## WHAT THE TASK REQUIRES
Answer with nothing except the number of lines that contain the word "Sessions".

## RECORD EXCERPTS
|---|

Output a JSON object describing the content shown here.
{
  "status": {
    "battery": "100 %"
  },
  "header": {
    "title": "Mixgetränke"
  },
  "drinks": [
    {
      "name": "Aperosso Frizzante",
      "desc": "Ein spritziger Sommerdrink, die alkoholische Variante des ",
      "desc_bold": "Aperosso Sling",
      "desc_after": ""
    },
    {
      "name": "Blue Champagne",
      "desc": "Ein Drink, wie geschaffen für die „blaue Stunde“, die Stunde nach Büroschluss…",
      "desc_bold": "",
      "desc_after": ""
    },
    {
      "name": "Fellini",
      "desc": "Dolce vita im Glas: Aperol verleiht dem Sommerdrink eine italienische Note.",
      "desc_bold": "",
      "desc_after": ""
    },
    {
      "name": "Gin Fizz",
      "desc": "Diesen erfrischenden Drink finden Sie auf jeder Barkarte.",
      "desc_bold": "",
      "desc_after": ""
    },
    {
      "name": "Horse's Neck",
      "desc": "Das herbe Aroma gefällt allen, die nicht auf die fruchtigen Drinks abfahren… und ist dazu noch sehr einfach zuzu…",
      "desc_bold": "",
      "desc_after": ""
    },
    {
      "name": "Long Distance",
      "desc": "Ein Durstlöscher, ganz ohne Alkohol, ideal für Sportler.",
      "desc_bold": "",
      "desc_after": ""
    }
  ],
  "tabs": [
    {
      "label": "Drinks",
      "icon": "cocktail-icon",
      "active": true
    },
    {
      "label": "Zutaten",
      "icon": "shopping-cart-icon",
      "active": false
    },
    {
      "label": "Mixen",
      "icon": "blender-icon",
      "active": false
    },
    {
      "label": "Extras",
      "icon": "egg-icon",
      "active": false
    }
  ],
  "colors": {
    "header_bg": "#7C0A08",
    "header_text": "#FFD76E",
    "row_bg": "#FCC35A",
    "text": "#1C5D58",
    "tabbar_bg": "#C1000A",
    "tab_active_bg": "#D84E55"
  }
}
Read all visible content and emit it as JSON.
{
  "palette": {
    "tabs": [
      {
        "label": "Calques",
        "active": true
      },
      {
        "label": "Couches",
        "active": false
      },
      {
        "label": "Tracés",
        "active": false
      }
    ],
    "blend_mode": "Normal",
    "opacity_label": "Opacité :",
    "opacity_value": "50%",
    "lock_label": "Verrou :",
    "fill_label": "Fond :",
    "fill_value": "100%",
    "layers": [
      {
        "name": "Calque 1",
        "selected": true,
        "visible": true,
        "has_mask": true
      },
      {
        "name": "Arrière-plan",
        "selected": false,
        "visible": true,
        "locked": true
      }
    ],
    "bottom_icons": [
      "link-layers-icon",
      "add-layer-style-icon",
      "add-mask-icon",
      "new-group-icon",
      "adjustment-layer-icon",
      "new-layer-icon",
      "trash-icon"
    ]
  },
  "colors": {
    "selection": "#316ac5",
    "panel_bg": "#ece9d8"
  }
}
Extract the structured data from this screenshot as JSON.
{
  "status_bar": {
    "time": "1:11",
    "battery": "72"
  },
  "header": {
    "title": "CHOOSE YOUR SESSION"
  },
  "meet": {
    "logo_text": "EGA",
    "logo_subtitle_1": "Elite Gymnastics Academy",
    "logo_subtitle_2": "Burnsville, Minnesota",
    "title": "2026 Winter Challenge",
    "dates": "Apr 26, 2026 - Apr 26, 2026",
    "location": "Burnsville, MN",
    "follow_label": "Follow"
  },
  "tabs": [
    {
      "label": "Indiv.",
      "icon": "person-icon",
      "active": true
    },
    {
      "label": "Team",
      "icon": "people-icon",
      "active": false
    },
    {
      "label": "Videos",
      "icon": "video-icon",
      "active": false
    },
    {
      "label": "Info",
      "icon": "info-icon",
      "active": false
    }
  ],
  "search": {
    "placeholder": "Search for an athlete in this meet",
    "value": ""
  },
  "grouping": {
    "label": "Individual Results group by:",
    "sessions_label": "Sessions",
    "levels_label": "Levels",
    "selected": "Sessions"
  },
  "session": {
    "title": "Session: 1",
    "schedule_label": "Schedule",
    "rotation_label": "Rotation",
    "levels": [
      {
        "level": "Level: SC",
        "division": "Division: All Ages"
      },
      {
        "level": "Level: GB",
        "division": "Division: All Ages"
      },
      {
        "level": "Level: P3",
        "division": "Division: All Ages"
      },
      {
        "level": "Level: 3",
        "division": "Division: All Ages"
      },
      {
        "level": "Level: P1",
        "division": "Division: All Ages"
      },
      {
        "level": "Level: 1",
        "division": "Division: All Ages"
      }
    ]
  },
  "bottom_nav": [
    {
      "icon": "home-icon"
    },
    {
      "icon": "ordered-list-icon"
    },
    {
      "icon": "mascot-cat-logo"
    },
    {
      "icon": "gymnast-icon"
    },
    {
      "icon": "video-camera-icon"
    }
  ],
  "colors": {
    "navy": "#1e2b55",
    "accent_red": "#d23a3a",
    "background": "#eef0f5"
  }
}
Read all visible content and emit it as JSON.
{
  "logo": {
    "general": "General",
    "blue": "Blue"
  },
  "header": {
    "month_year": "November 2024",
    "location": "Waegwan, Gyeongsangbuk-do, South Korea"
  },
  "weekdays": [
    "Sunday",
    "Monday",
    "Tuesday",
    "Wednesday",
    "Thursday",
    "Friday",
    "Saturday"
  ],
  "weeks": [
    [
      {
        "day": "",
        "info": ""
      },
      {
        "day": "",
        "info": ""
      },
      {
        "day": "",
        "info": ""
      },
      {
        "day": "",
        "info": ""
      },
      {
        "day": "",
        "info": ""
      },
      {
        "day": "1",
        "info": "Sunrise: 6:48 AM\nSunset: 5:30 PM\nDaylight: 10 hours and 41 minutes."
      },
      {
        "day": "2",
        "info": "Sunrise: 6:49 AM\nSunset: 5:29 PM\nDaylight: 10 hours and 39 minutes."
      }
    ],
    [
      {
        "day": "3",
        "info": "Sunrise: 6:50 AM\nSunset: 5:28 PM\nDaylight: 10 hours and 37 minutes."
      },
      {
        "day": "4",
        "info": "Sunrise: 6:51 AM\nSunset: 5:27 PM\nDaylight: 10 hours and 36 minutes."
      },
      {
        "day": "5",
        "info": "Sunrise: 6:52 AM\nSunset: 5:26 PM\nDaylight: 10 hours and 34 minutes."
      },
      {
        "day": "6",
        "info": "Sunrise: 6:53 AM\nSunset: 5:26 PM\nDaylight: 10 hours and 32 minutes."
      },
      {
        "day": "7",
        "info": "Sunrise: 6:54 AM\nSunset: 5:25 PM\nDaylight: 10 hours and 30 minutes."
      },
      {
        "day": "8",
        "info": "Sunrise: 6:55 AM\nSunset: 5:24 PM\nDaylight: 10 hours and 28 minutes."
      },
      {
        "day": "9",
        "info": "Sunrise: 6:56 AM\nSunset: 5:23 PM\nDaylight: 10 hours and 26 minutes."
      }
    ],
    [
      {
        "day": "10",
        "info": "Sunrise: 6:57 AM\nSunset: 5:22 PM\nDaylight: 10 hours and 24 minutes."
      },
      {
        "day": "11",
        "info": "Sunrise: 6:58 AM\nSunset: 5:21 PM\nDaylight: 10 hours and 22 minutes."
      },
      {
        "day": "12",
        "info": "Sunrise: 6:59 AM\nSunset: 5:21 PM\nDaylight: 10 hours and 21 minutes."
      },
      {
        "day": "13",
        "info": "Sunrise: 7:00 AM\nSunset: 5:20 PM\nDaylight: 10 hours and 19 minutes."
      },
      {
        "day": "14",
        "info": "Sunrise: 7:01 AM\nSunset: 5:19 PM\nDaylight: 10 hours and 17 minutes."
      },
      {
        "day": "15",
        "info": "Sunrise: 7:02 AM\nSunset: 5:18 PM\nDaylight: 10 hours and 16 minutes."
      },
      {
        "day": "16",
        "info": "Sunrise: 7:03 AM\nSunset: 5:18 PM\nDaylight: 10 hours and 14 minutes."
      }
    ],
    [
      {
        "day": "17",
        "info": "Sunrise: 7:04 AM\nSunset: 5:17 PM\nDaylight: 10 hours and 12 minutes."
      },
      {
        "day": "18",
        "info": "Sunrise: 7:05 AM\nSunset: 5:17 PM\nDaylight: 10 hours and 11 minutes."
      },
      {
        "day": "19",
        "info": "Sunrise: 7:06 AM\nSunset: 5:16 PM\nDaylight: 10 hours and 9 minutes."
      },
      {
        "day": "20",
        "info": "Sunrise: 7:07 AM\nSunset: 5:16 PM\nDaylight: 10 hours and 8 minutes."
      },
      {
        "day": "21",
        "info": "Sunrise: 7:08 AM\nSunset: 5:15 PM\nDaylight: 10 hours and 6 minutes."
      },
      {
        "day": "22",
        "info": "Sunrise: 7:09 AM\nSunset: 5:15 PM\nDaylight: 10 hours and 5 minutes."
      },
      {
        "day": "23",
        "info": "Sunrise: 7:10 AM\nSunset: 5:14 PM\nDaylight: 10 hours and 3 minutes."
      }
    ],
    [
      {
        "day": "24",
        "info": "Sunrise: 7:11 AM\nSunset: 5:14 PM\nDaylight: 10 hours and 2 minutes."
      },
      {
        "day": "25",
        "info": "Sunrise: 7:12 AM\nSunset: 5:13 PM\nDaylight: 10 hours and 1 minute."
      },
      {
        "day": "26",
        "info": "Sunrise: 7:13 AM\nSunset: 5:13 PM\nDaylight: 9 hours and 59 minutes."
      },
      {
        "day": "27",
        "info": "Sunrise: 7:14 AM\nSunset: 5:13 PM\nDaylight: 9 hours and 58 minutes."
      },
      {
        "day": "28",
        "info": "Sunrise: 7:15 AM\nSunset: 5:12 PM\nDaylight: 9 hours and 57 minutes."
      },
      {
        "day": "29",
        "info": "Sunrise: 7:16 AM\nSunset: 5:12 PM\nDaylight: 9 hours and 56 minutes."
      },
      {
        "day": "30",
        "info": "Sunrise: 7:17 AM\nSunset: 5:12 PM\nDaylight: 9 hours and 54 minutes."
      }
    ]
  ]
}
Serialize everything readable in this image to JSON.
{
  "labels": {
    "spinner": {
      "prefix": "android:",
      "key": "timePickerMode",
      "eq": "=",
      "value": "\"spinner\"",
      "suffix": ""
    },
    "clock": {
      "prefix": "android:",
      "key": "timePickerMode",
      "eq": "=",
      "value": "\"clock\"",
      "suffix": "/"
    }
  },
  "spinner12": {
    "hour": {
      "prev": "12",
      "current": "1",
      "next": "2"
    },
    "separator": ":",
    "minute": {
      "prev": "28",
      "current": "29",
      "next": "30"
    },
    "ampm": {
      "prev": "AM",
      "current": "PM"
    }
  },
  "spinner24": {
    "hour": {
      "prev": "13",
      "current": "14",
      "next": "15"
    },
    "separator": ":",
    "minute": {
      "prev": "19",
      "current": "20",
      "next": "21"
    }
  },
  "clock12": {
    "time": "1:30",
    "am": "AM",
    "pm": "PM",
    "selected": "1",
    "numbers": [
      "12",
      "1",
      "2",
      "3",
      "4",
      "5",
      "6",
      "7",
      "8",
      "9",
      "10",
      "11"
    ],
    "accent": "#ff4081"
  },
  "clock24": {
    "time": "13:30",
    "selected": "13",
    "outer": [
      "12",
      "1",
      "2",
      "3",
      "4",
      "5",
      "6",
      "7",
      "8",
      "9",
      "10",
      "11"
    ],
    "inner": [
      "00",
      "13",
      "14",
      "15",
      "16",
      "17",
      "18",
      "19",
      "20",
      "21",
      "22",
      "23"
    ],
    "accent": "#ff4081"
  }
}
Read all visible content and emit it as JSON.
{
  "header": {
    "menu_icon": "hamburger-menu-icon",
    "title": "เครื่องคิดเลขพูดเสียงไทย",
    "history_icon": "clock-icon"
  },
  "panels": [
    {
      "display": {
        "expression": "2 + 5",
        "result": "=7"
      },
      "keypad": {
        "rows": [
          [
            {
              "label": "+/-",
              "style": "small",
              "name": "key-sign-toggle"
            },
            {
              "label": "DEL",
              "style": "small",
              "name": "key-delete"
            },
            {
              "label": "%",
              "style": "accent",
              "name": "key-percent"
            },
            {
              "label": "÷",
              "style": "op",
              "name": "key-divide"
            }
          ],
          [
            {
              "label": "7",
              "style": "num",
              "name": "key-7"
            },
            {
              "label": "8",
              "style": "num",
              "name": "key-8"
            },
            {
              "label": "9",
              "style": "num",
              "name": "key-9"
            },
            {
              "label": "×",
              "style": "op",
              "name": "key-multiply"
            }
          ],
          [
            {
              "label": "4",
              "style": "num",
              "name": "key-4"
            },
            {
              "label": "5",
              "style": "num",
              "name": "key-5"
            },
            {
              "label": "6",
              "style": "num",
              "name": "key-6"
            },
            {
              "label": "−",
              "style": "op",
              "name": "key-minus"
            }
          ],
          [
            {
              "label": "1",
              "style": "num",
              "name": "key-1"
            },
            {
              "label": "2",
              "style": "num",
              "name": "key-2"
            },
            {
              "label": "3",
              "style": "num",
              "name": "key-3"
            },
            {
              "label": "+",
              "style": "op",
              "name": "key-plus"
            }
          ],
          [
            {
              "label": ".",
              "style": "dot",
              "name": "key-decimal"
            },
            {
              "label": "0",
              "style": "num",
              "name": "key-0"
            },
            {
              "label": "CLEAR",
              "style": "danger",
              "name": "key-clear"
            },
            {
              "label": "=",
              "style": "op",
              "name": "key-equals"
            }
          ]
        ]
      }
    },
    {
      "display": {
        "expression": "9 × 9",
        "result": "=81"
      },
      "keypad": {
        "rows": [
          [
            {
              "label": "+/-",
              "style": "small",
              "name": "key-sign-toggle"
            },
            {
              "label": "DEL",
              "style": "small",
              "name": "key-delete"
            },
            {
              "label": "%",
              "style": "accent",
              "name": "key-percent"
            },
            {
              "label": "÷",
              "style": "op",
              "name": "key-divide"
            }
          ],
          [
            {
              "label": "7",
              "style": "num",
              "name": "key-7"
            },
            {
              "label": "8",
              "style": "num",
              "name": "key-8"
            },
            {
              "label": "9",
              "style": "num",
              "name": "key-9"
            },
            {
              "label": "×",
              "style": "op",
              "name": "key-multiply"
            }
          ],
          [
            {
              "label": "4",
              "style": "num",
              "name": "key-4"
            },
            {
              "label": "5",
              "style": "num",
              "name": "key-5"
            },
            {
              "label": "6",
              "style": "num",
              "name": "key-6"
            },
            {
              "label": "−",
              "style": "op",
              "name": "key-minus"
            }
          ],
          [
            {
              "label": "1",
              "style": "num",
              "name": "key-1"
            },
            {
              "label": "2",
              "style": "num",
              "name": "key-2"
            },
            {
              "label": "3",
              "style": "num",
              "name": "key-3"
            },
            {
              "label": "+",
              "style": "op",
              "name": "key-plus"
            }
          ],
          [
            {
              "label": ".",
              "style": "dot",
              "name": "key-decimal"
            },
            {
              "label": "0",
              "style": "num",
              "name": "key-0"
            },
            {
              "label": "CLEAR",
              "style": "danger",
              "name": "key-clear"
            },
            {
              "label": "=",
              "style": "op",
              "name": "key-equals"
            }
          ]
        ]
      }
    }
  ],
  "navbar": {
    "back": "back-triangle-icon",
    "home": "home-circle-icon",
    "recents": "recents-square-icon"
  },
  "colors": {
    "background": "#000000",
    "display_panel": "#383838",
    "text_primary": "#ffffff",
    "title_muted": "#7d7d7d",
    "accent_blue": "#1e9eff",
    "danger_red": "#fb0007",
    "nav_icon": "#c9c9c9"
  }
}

|---|

## RESULT
2